Reproduce the data below in full and exclude every picture.

■ DATA SUPPLIED:
__________________________________________________

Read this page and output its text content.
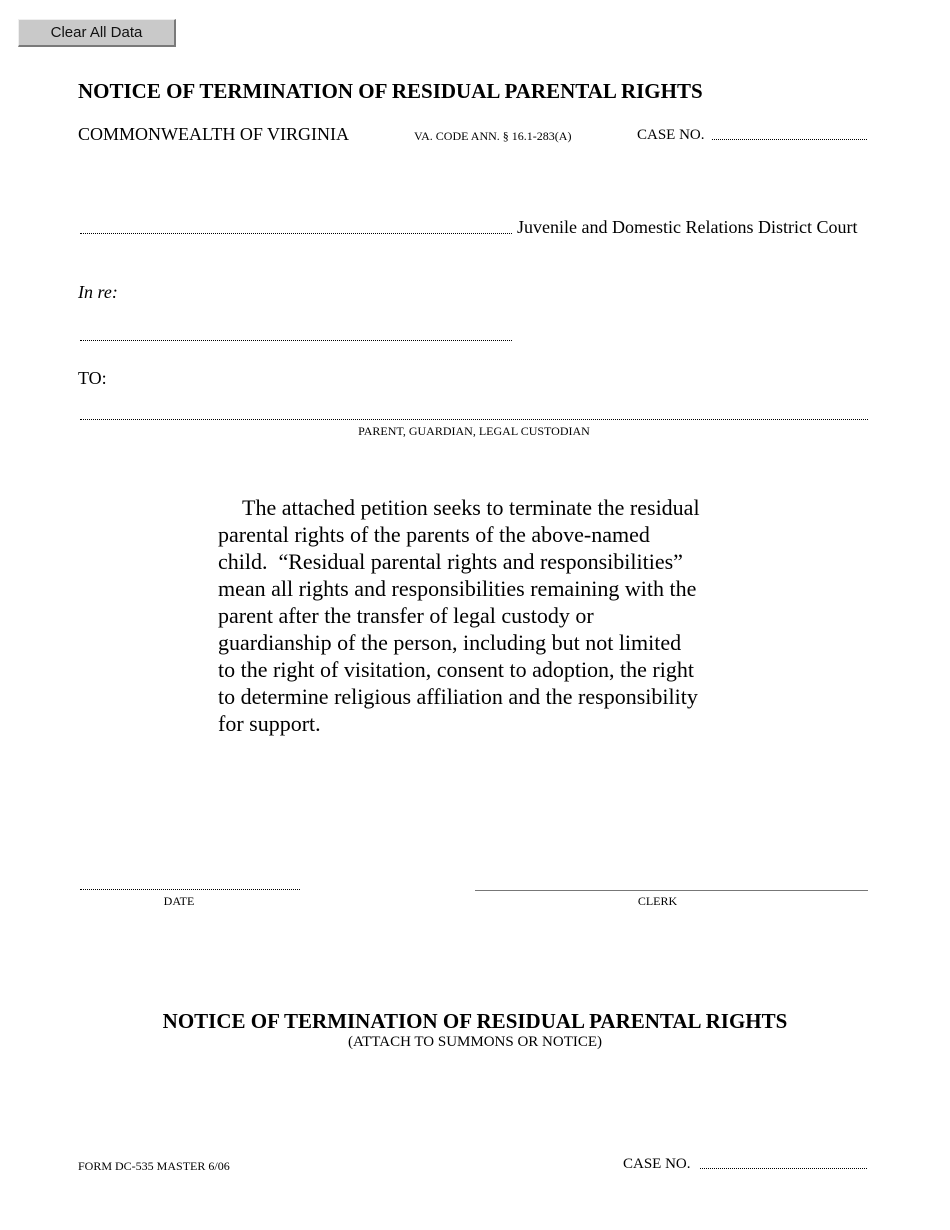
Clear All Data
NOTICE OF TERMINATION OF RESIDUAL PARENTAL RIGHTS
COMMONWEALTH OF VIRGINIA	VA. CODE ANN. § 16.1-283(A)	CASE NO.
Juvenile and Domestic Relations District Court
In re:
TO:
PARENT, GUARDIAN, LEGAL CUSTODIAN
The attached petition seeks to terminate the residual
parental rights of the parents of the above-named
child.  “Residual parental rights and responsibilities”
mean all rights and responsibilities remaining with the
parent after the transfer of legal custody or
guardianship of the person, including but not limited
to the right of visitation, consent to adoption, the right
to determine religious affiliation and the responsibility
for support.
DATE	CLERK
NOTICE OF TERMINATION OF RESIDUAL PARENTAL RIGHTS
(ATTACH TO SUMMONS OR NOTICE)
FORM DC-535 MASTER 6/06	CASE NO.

__________________________________________________

■ ANSWER FOR THE TASK:
Read this page and output its text content.
Clear All Data
NOTICE OF TERMINATION OF RESIDUAL PARENTAL RIGHTS
COMMONWEALTH OF VIRGINIA	VA. CODE ANN. § 16.1-283(A)	CASE NO.
Juvenile and Domestic Relations District Court
In re:
TO:
PARENT, GUARDIAN, LEGAL CUSTODIAN
The attached petition seeks to terminate the residual
parental rights of the parents of the above-named
child.  “Residual parental rights and responsibilities”
mean all rights and responsibilities remaining with the
parent after the transfer of legal custody or
guardianship of the person, including but not limited
to the right of visitation, consent to adoption, the right
to determine religious affiliation and the responsibility
for support.
DATE	CLERK
NOTICE OF TERMINATION OF RESIDUAL PARENTAL RIGHTS
(ATTACH TO SUMMONS OR NOTICE)
FORM DC-535 MASTER 6/06	CASE NO.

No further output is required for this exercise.